*Objective*: Write out the material again word for word, dropping any images it holds.
** Start Supplied information **
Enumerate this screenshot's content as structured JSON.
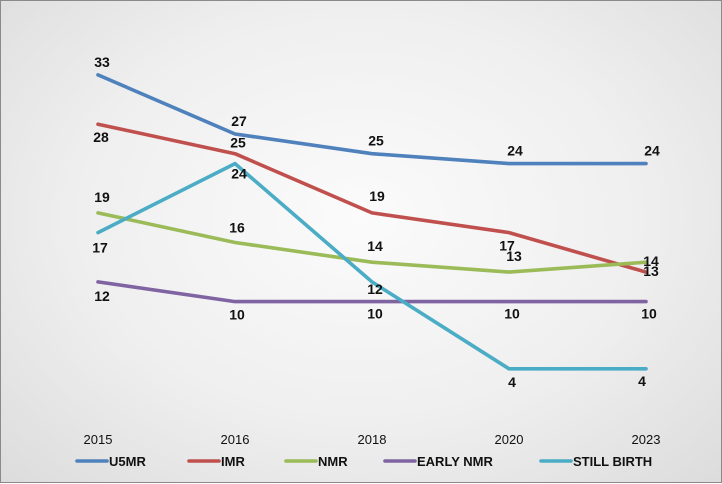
{
  "chart_data": {
    "type": "line",
    "title": "",
    "xlabel": "",
    "ylabel": "",
    "grid": false,
    "legend_position": "bottom",
    "categories": [
      "2015",
      "2016",
      "2018",
      "2020",
      "2023"
    ],
    "ylim": [
      0,
      36
    ],
    "series": [
      {
        "name": "U5MR",
        "color": "#4f81bd",
        "values": [
          33,
          27,
          25,
          24,
          24
        ]
      },
      {
        "name": "IMR",
        "color": "#c0504d",
        "values": [
          28,
          25,
          19,
          17,
          13
        ]
      },
      {
        "name": "NMR",
        "color": "#9bbb59",
        "values": [
          19,
          16,
          14,
          13,
          14
        ]
      },
      {
        "name": "EARLY NMR",
        "color": "#8064a2",
        "values": [
          12,
          10,
          10,
          10,
          10
        ]
      },
      {
        "name": "STILL BIRTH",
        "color": "#4bacc6",
        "values": [
          17,
          24,
          12,
          4,
          4
        ]
      }
    ]
  }
}
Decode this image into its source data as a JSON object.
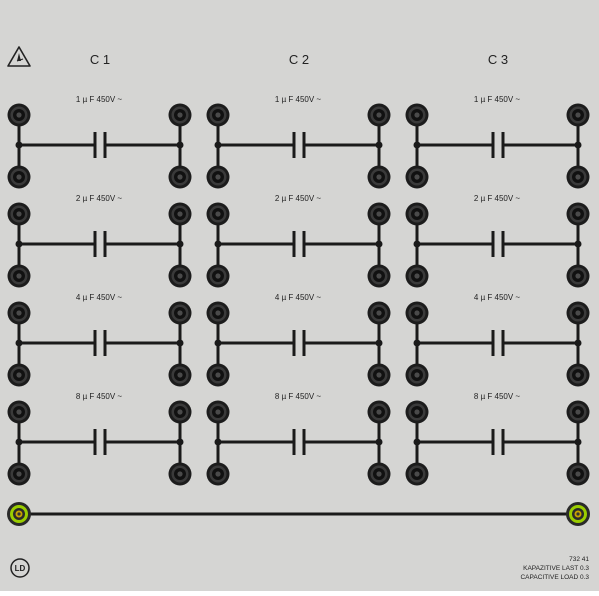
{
  "panel": {
    "warning_icon": "warning-triangle-icon",
    "logo_text": "LD",
    "columns": [
      {
        "label": "C 1"
      },
      {
        "label": "C 2"
      },
      {
        "label": "C 3"
      }
    ],
    "rows": [
      {
        "label": "1 µ F 450V ~"
      },
      {
        "label": "2 µ F 450V ~"
      },
      {
        "label": "4 µ F 450V ~"
      },
      {
        "label": "8 µ F 450V ~"
      }
    ],
    "footer": {
      "part_number": "732 41",
      "name_de": "KAPAZITIVE LAST 0.3",
      "name_en": "CAPACITIVE LOAD 0.3"
    },
    "colors": {
      "panel_bg": "#d5d5d3",
      "wire": "#1a1a1a",
      "socket_ring": "#1c1c1c",
      "ground_socket": "#9acd00",
      "ground_inner": "#c8a200"
    }
  }
}
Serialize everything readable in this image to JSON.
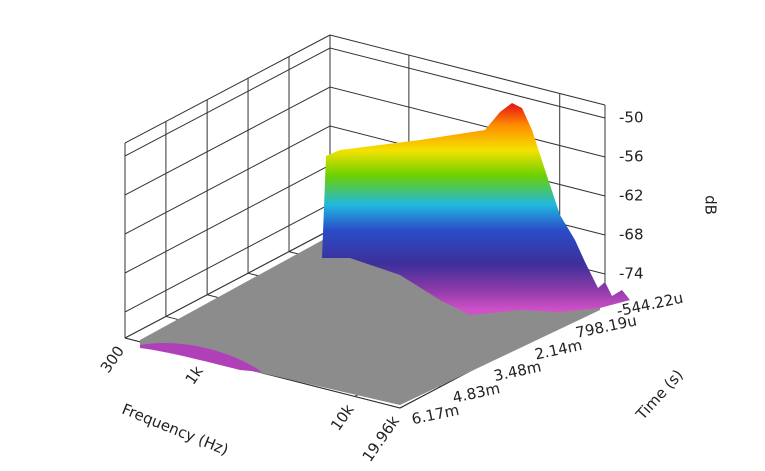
{
  "chart_data": {
    "type": "surface",
    "x_label": "Frequency (Hz)",
    "y_label": "Time (s)",
    "z_label": "dB",
    "xscale": "log",
    "xlim": [
      300,
      19960
    ],
    "xticks": [
      300,
      {
        "value": 1000,
        "label": "1k"
      },
      {
        "value": 10000,
        "label": "10k"
      },
      {
        "value": 19960,
        "label": "19.96k"
      }
    ],
    "ylim": [
      -0.00054422,
      0.00617
    ],
    "yticks": [
      {
        "value": -0.00054422,
        "label": "-544.22u"
      },
      {
        "value": 0.00079819,
        "label": "798.19u"
      },
      {
        "value": 0.00214,
        "label": "2.14m"
      },
      {
        "value": 0.00348,
        "label": "3.48m"
      },
      {
        "value": 0.00483,
        "label": "4.83m"
      },
      {
        "value": 0.00617,
        "label": "6.17m"
      }
    ],
    "zlim": [
      -78,
      -48
    ],
    "zticks": [
      -50,
      -56,
      -62,
      -68,
      -74
    ]
  }
}
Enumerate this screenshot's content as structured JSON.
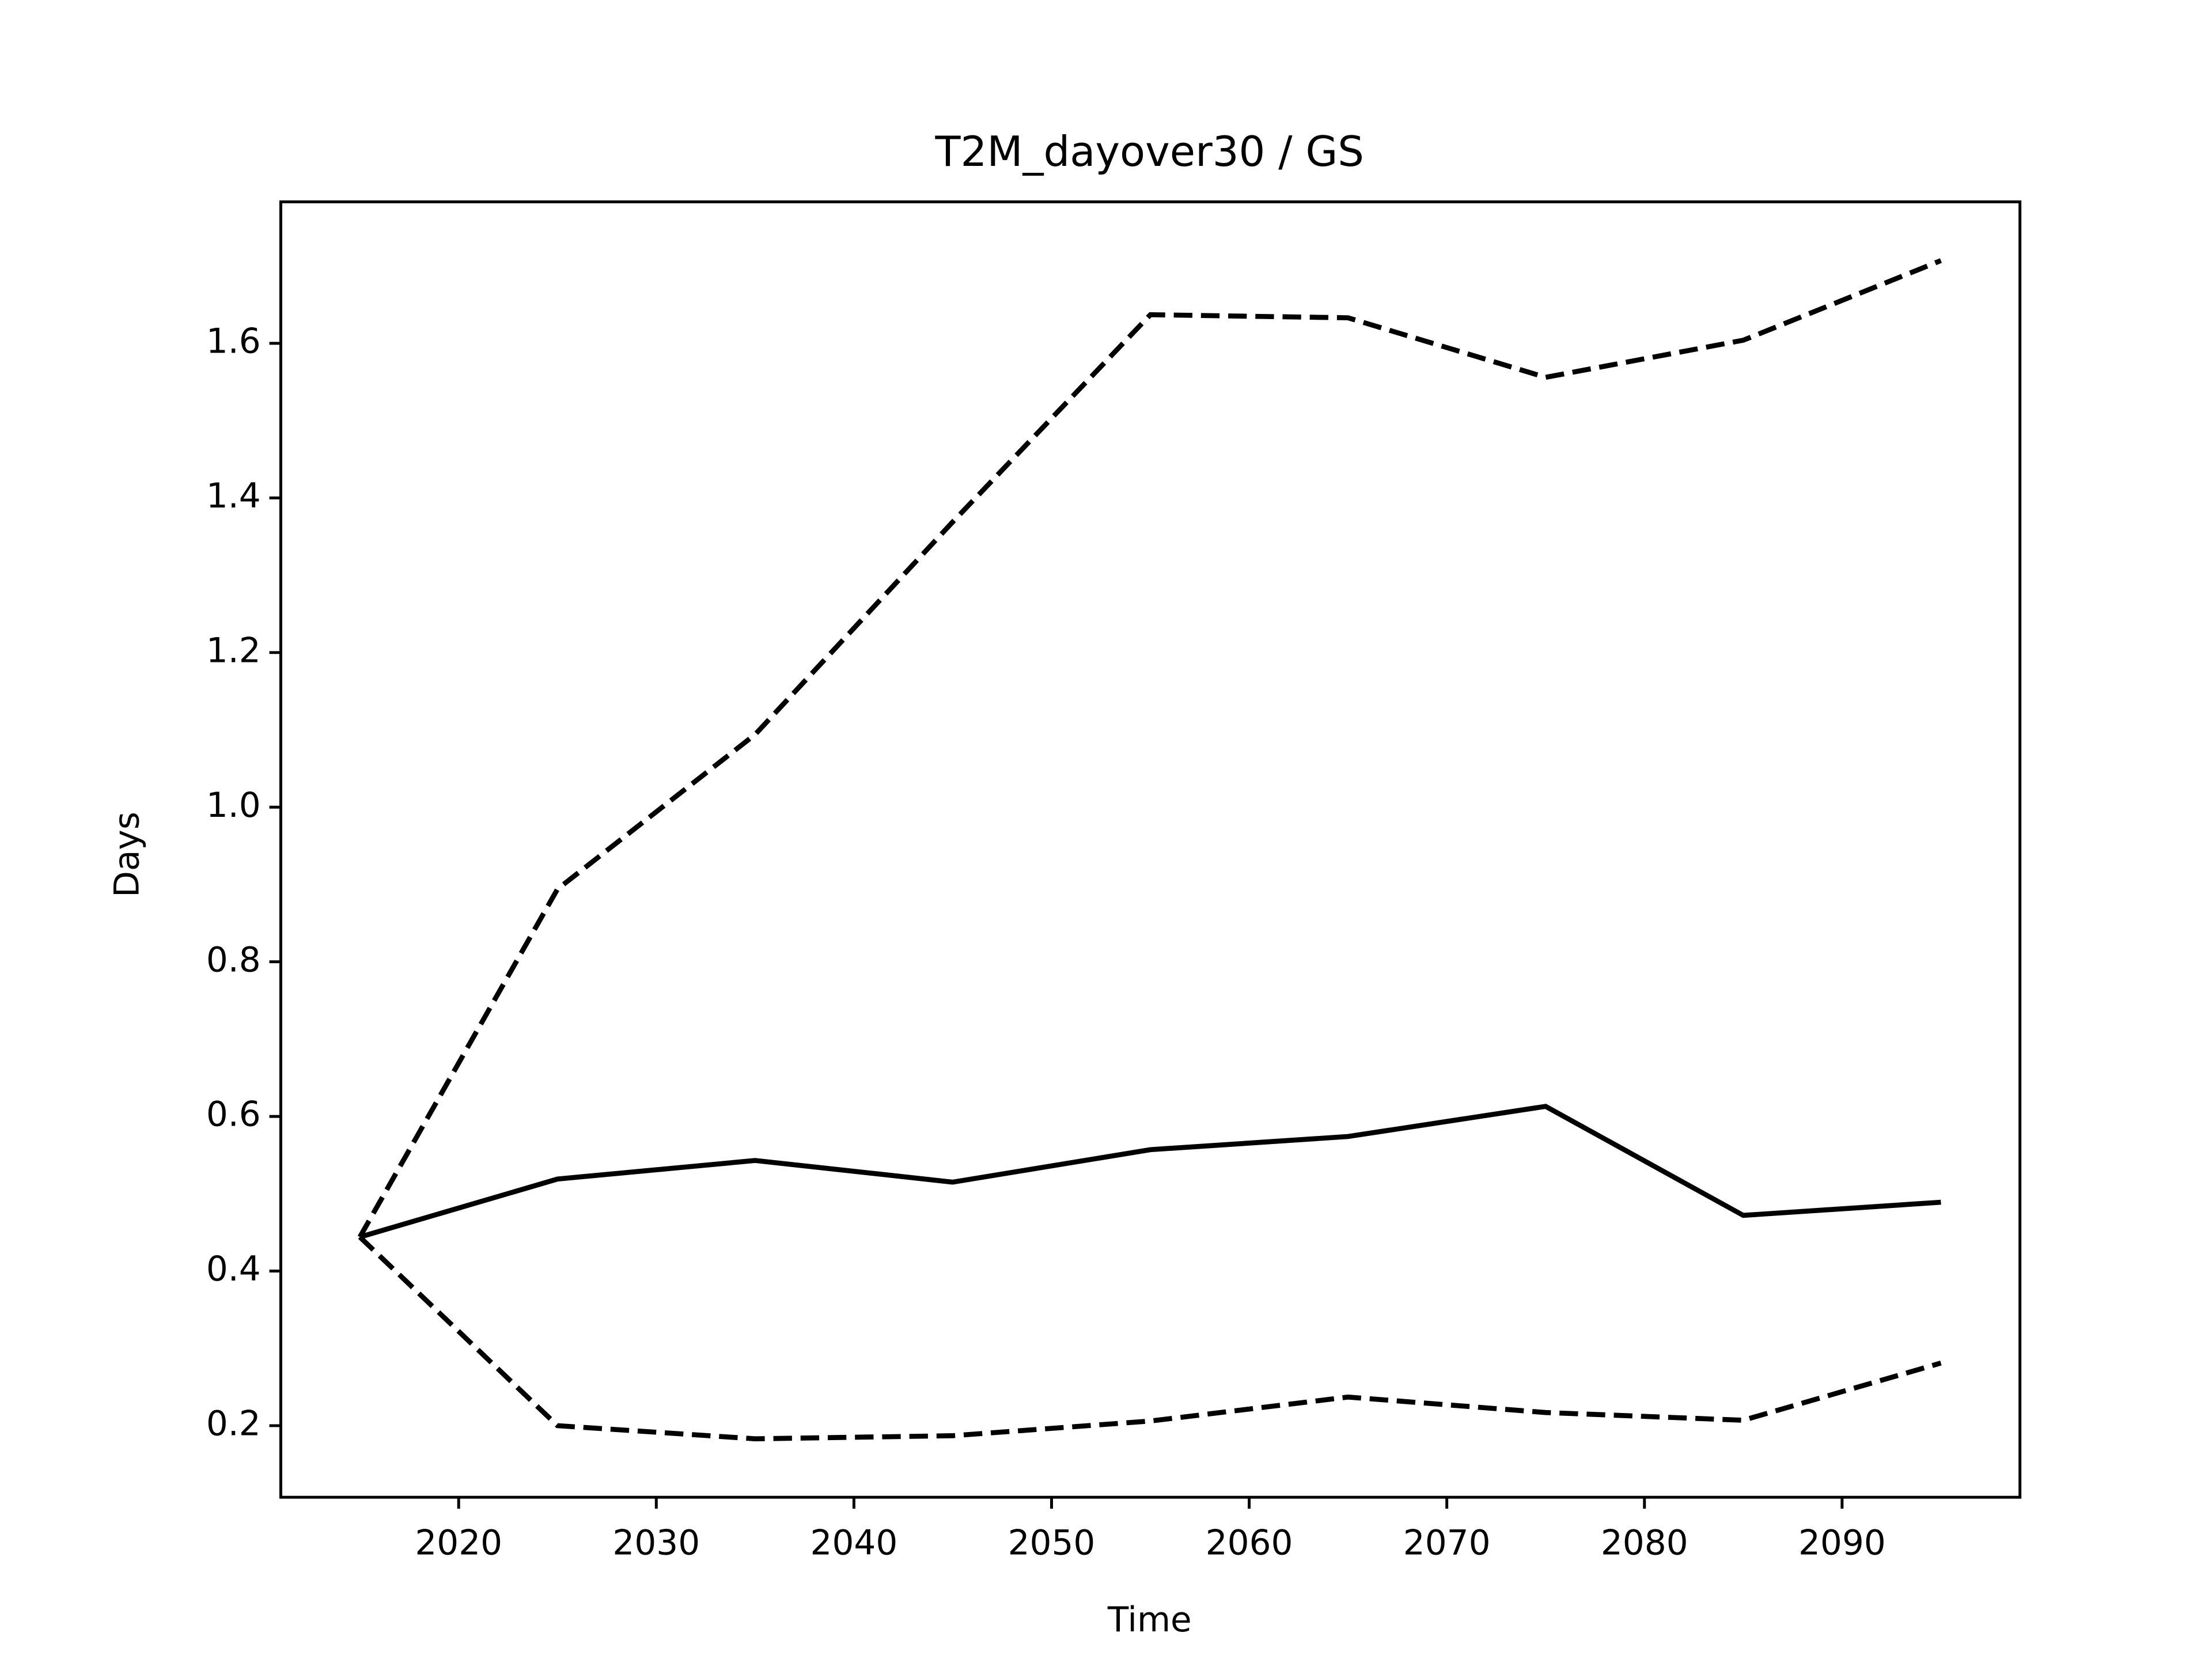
{
  "chart_data": {
    "type": "line",
    "title": "T2M_dayover30 / GS",
    "xlabel": "Time",
    "ylabel": "Days",
    "x": [
      2015,
      2025,
      2035,
      2045,
      2055,
      2065,
      2075,
      2085,
      2095
    ],
    "series": [
      {
        "color": "#000000",
        "style": "solid",
        "values": [
          0.444,
          0.519,
          0.543,
          0.515,
          0.557,
          0.574,
          0.613,
          0.472,
          0.489
        ]
      },
      {
        "color": "#000000",
        "style": "dashed",
        "values": [
          0.444,
          0.894,
          1.094,
          1.369,
          1.637,
          1.633,
          1.556,
          1.604,
          1.707
        ]
      },
      {
        "color": "#000000",
        "style": "dashed",
        "values": [
          0.444,
          0.2,
          0.183,
          0.187,
          0.206,
          0.237,
          0.217,
          0.207,
          0.281
        ]
      }
    ],
    "xlim": [
      2011,
      2099
    ],
    "ylim": [
      0.1074,
      1.783
    ],
    "xticks": [
      2020,
      2030,
      2040,
      2050,
      2060,
      2070,
      2080,
      2090
    ],
    "yticks": [
      0.2,
      0.4,
      0.6,
      0.8,
      {
        "value": 1,
        "label": "1.0"
      },
      1.2,
      1.4,
      1.6
    ],
    "grid": false
  }
}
** End Supplied information **
*Task answer*:
Enumerate this screenshot's content as structured JSON.
{
  "chart_data": {
    "type": "line",
    "title": "",
    "xlabel": "",
    "ylabel": "",
    "grid": false,
    "legend_position": "bottom",
    "categories": [
      "2015",
      "2016",
      "2018",
      "2020",
      "2023"
    ],
    "ylim": [
      0,
      36
    ],
    "series": [
      {
        "name": "U5MR",
        "color": "#4f81bd",
        "values": [
          33,
          27,
          25,
          24,
          24
        ]
      },
      {
        "name": "IMR",
        "color": "#c0504d",
        "values": [
          28,
          25,
          19,
          17,
          13
        ]
      },
      {
        "name": "NMR",
        "color": "#9bbb59",
        "values": [
          19,
          16,
          14,
          13,
          14
        ]
      },
      {
        "name": "EARLY NMR",
        "color": "#8064a2",
        "values": [
          12,
          10,
          10,
          10,
          10
        ]
      },
      {
        "name": "STILL BIRTH",
        "color": "#4bacc6",
        "values": [
          17,
          24,
          12,
          4,
          4
        ]
      }
    ]
  }
}
Decode this image into its source data as a JSON object.
{
  "panel": {
    "warning_icon": "warning-triangle-icon",
    "logo_text": "LD",
    "columns": [
      {
        "label": "C 1"
      },
      {
        "label": "C 2"
      },
      {
        "label": "C 3"
      }
    ],
    "rows": [
      {
        "label": "1 µ F 450V ~"
      },
      {
        "label": "2 µ F 450V ~"
      },
      {
        "label": "4 µ F 450V ~"
      },
      {
        "label": "8 µ F 450V ~"
      }
    ],
    "footer": {
      "part_number": "732 41",
      "name_de": "KAPAZITIVE LAST 0.3",
      "name_en": "CAPACITIVE LOAD 0.3"
    },
    "colors": {
      "panel_bg": "#d5d5d3",
      "wire": "#1a1a1a",
      "socket_ring": "#1c1c1c",
      "ground_socket": "#9acd00",
      "ground_inner": "#c8a200"
    }
  }
}
Serialize everything readable in this image to JSON.
{
  "chart_data": {
    "type": "surface",
    "x_label": "Frequency (Hz)",
    "y_label": "Time (s)",
    "z_label": "dB",
    "xscale": "log",
    "xlim": [
      300,
      19960
    ],
    "xticks": [
      300,
      {
        "value": 1000,
        "label": "1k"
      },
      {
        "value": 10000,
        "label": "10k"
      },
      {
        "value": 19960,
        "label": "19.96k"
      }
    ],
    "ylim": [
      -0.00054422,
      0.00617
    ],
    "yticks": [
      {
        "value": -0.00054422,
        "label": "-544.22u"
      },
      {
        "value": 0.00079819,
        "label": "798.19u"
      },
      {
        "value": 0.00214,
        "label": "2.14m"
      },
      {
        "value": 0.00348,
        "label": "3.48m"
      },
      {
        "value": 0.00483,
        "label": "4.83m"
      },
      {
        "value": 0.00617,
        "label": "6.17m"
      }
    ],
    "zlim": [
      -78,
      -48
    ],
    "zticks": [
      -50,
      -56,
      -62,
      -68,
      -74
    ]
  }
}
Enumerate this screenshot's content as structured JSON.
{
  "chart_data": {
    "type": "line",
    "title": "T2M_dayover30 / GS",
    "xlabel": "Time",
    "ylabel": "Days",
    "x": [
      2015,
      2025,
      2035,
      2045,
      2055,
      2065,
      2075,
      2085,
      2095
    ],
    "series": [
      {
        "color": "#000000",
        "style": "solid",
        "values": [
          0.444,
          0.519,
          0.543,
          0.515,
          0.557,
          0.574,
          0.613,
          0.472,
          0.489
        ]
      },
      {
        "color": "#000000",
        "style": "dashed",
        "values": [
          0.444,
          0.894,
          1.094,
          1.369,
          1.637,
          1.633,
          1.556,
          1.604,
          1.707
        ]
      },
      {
        "color": "#000000",
        "style": "dashed",
        "values": [
          0.444,
          0.2,
          0.183,
          0.187,
          0.206,
          0.237,
          0.217,
          0.207,
          0.281
        ]
      }
    ],
    "xlim": [
      2011,
      2099
    ],
    "ylim": [
      0.1074,
      1.783
    ],
    "xticks": [
      2020,
      2030,
      2040,
      2050,
      2060,
      2070,
      2080,
      2090
    ],
    "yticks": [
      0.2,
      0.4,
      0.6,
      0.8,
      {
        "value": 1,
        "label": "1.0"
      },
      1.2,
      1.4,
      1.6
    ],
    "grid": false
  }
}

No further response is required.